Return the number of lines that contain the word "Water", and return nothing else.
## START
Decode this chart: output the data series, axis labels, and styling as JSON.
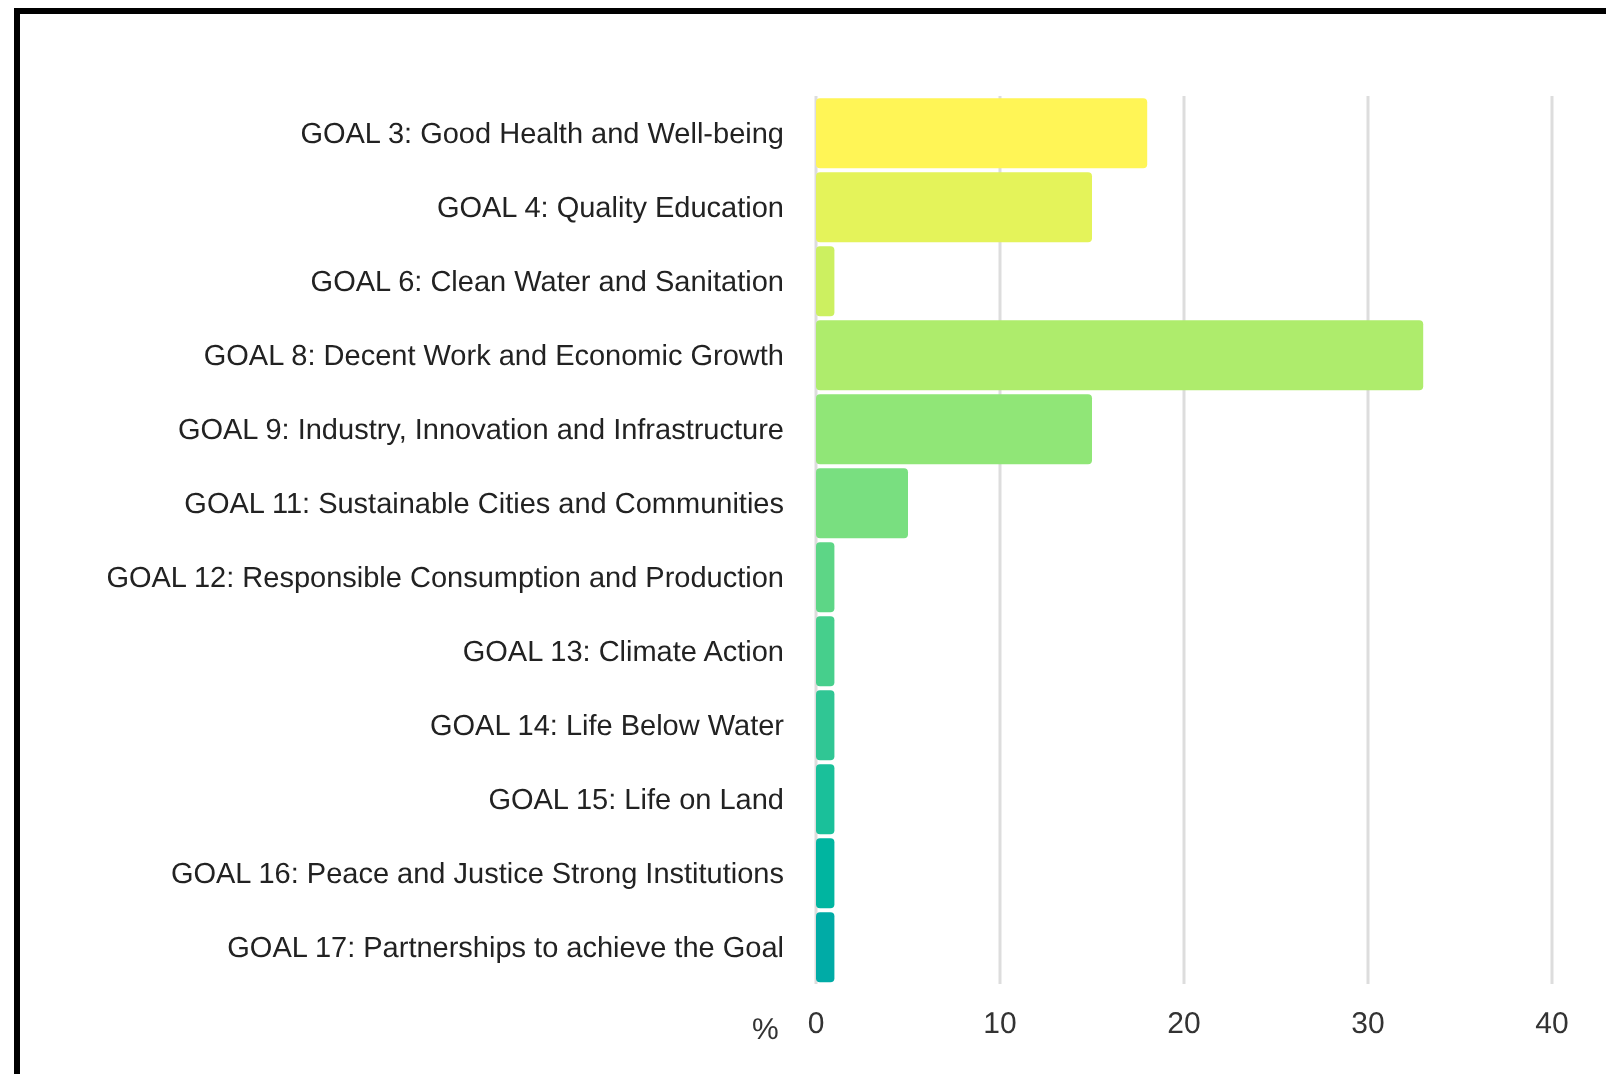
{
  "chart_data": {
    "type": "bar",
    "orientation": "horizontal",
    "xlabel": "%",
    "categories": [
      "GOAL 3: Good Health and Well-being",
      "GOAL 4: Quality Education",
      "GOAL 6: Clean Water and Sanitation",
      "GOAL 8: Decent Work and Economic Growth",
      "GOAL 9: Industry, Innovation and Infrastructure",
      "GOAL 11: Sustainable Cities and Communities",
      "GOAL 12: Responsible Consumption and Production",
      "GOAL 13: Climate Action",
      "GOAL 14: Life Below Water",
      "GOAL 15: Life on Land",
      "GOAL 16: Peace and Justice Strong Institutions",
      "GOAL 17: Partnerships to achieve the Goal"
    ],
    "values": [
      18,
      15,
      1,
      33,
      15,
      5,
      1,
      1,
      1,
      1,
      1,
      1
    ],
    "colors": [
      "#fff556",
      "#e4f35a",
      "#ccf060",
      "#aeec6c",
      "#90e677",
      "#79df80",
      "#5dd686",
      "#46cf8c",
      "#30c694",
      "#1ac09a",
      "#00b5a0",
      "#00aba6"
    ],
    "xlim": [
      0,
      40
    ],
    "xticks": [
      0,
      10,
      20,
      30,
      40
    ],
    "grid": "x"
  }
}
## END
■ EXERCISE RESPONSE: 2